#### [Dataset entries]
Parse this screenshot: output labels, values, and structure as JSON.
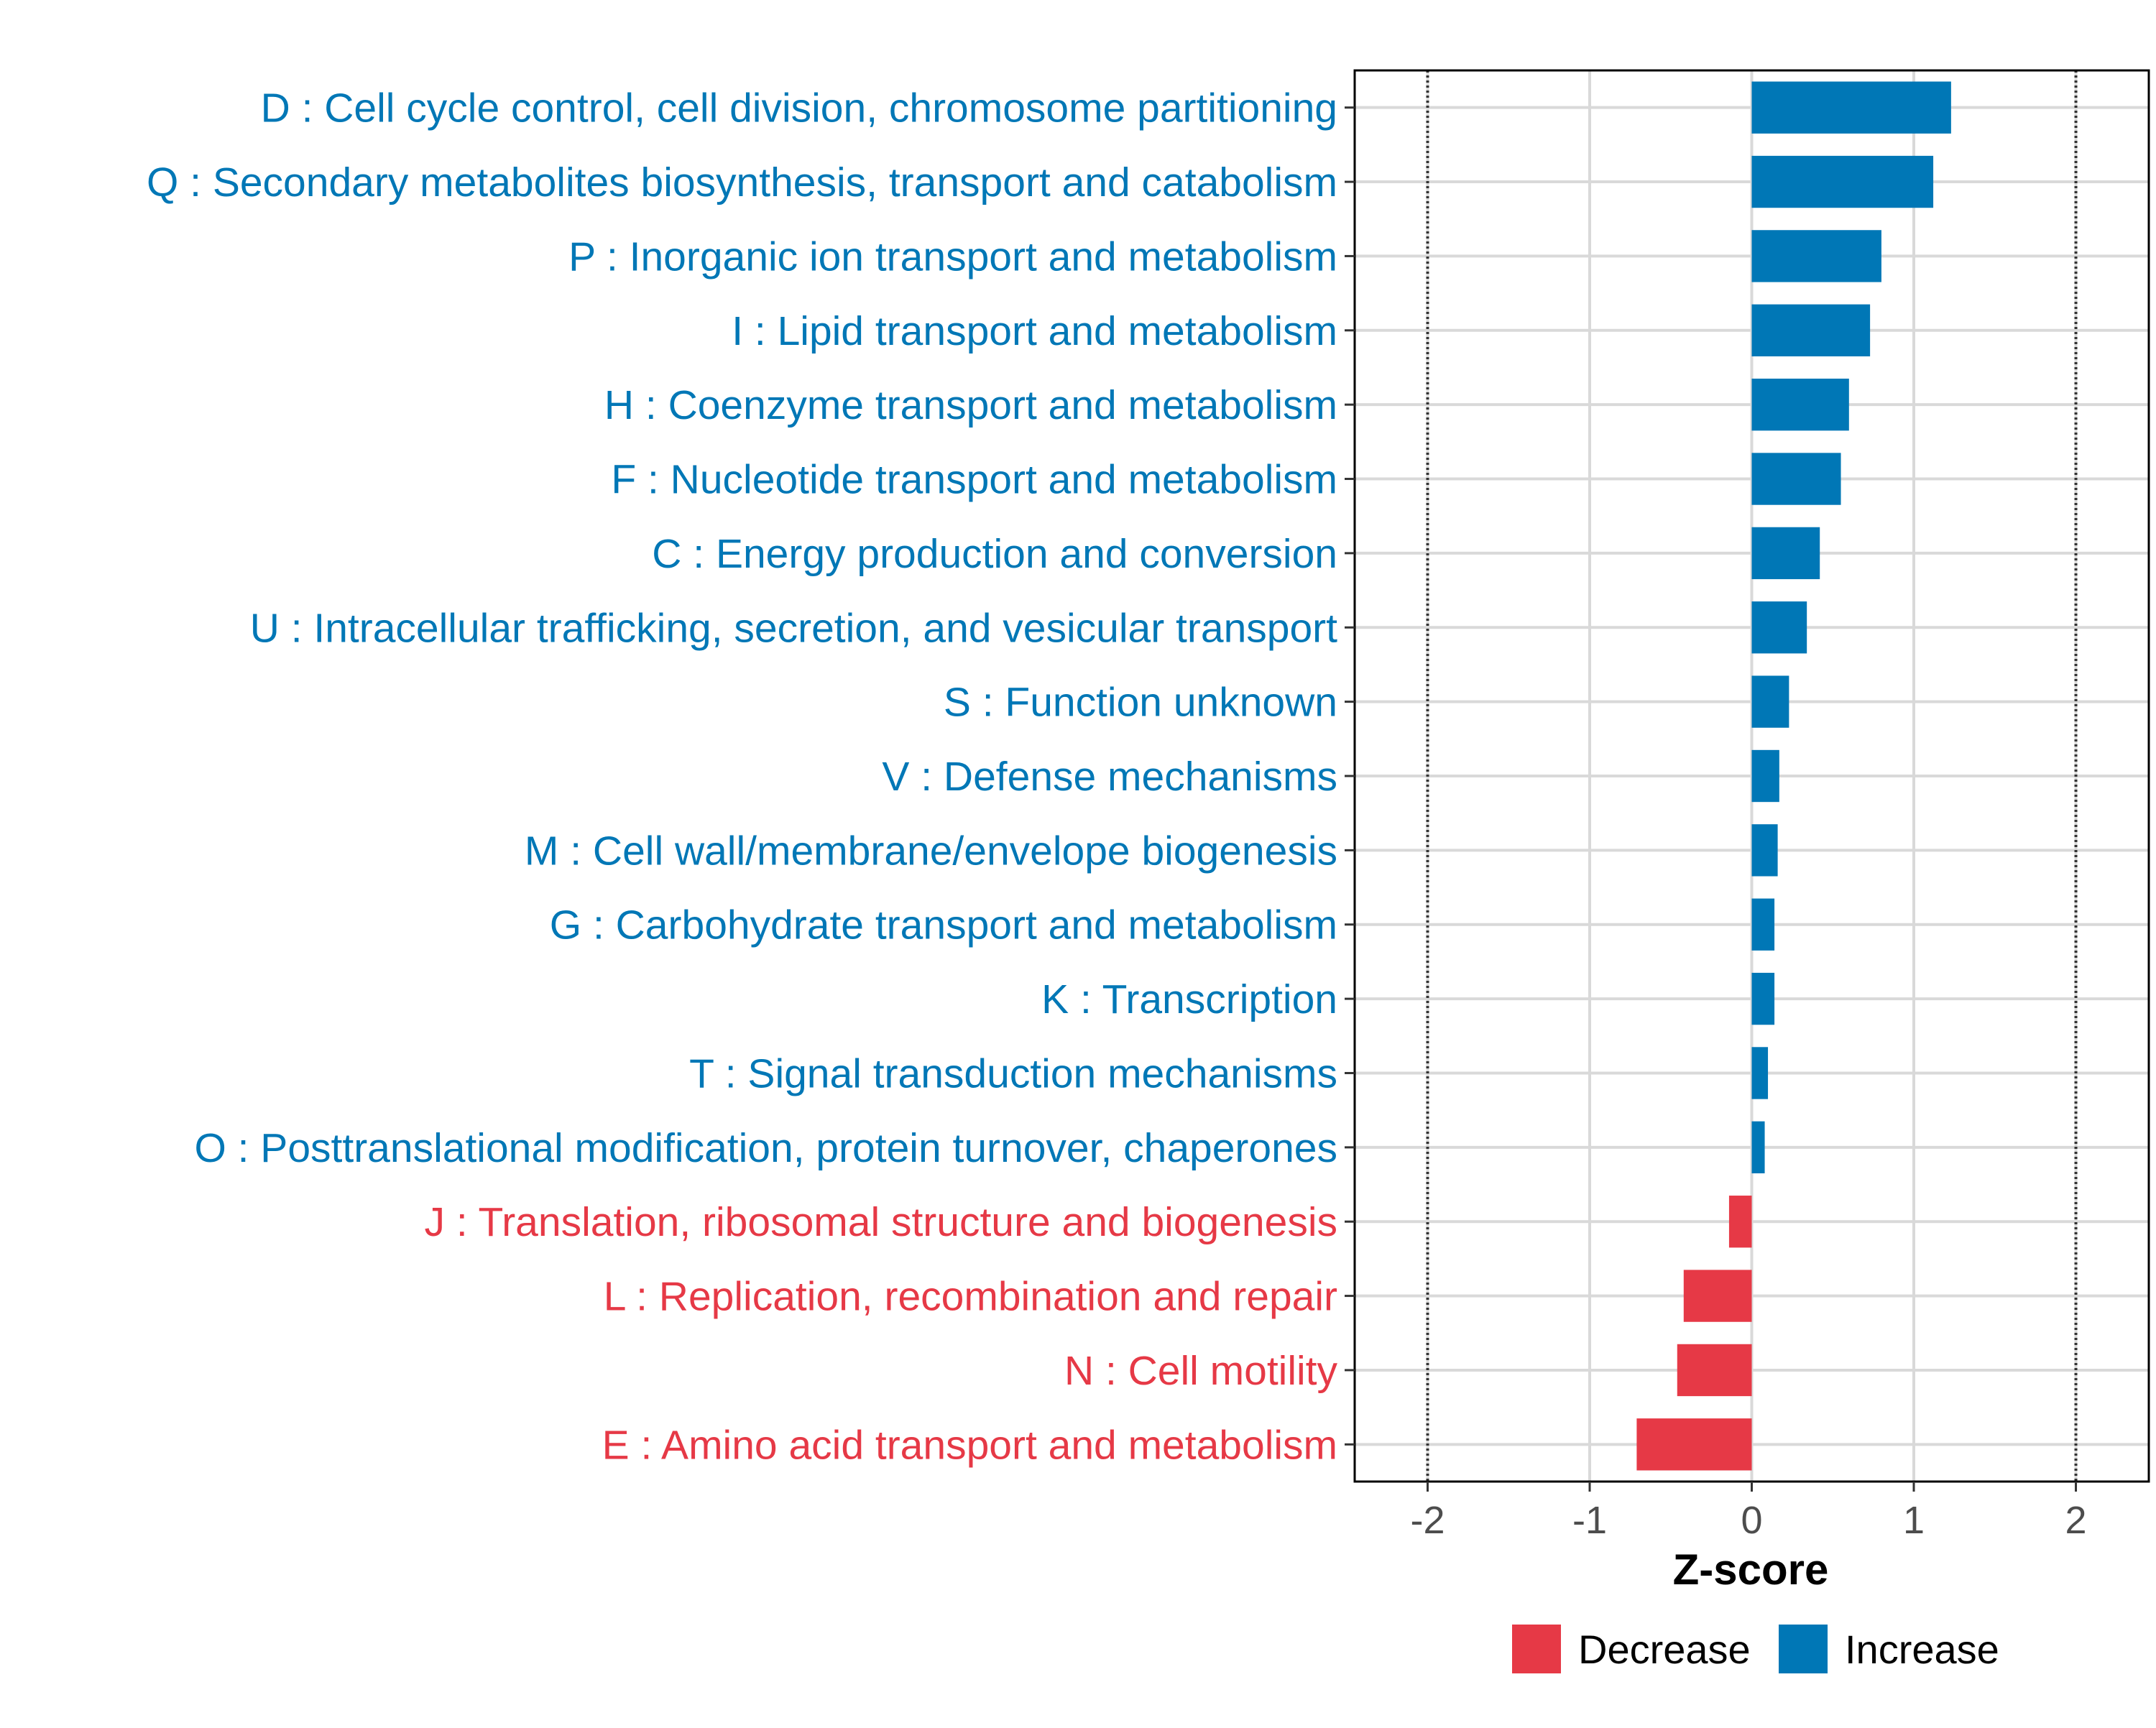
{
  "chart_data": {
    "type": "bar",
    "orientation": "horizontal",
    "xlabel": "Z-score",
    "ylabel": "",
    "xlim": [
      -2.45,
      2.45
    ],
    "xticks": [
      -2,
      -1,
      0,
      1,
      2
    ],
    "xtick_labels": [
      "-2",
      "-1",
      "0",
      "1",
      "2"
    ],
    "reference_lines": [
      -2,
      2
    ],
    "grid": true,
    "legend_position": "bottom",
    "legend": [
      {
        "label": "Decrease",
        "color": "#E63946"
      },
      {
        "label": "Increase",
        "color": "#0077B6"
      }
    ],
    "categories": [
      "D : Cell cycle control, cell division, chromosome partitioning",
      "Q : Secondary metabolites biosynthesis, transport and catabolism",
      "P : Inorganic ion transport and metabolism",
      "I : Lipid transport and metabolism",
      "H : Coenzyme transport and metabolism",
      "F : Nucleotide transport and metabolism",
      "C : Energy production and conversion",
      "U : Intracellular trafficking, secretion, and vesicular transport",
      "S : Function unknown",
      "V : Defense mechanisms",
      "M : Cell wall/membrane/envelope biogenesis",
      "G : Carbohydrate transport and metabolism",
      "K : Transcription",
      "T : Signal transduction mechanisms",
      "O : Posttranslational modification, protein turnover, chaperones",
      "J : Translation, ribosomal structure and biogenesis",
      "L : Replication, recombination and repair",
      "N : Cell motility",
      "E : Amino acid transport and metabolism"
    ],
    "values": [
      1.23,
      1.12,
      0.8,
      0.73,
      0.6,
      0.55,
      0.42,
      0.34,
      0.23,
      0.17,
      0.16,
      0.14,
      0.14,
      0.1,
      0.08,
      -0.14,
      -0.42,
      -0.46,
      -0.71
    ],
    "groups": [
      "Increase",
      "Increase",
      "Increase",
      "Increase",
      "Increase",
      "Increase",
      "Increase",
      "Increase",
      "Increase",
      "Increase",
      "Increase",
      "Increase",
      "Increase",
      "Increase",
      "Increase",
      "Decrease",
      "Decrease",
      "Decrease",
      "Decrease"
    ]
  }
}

#### [PROBLEM REQUIREMENTS]
Skipping all images, print the data above a second time exactly.

#### [EXERCISE ANSWER]
Parse this screenshot: output labels, values, and structure as JSON.
{
  "chart_data": {
    "type": "bar",
    "orientation": "horizontal",
    "xlabel": "Z-score",
    "ylabel": "",
    "xlim": [
      -2.45,
      2.45
    ],
    "xticks": [
      -2,
      -1,
      0,
      1,
      2
    ],
    "xtick_labels": [
      "-2",
      "-1",
      "0",
      "1",
      "2"
    ],
    "reference_lines": [
      -2,
      2
    ],
    "grid": true,
    "legend_position": "bottom",
    "legend": [
      {
        "label": "Decrease",
        "color": "#E63946"
      },
      {
        "label": "Increase",
        "color": "#0077B6"
      }
    ],
    "categories": [
      "D : Cell cycle control, cell division, chromosome partitioning",
      "Q : Secondary metabolites biosynthesis, transport and catabolism",
      "P : Inorganic ion transport and metabolism",
      "I : Lipid transport and metabolism",
      "H : Coenzyme transport and metabolism",
      "F : Nucleotide transport and metabolism",
      "C : Energy production and conversion",
      "U : Intracellular trafficking, secretion, and vesicular transport",
      "S : Function unknown",
      "V : Defense mechanisms",
      "M : Cell wall/membrane/envelope biogenesis",
      "G : Carbohydrate transport and metabolism",
      "K : Transcription",
      "T : Signal transduction mechanisms",
      "O : Posttranslational modification, protein turnover, chaperones",
      "J : Translation, ribosomal structure and biogenesis",
      "L : Replication, recombination and repair",
      "N : Cell motility",
      "E : Amino acid transport and metabolism"
    ],
    "values": [
      1.23,
      1.12,
      0.8,
      0.73,
      0.6,
      0.55,
      0.42,
      0.34,
      0.23,
      0.17,
      0.16,
      0.14,
      0.14,
      0.1,
      0.08,
      -0.14,
      -0.42,
      -0.46,
      -0.71
    ],
    "groups": [
      "Increase",
      "Increase",
      "Increase",
      "Increase",
      "Increase",
      "Increase",
      "Increase",
      "Increase",
      "Increase",
      "Increase",
      "Increase",
      "Increase",
      "Increase",
      "Increase",
      "Increase",
      "Decrease",
      "Decrease",
      "Decrease",
      "Decrease"
    ]
  }
}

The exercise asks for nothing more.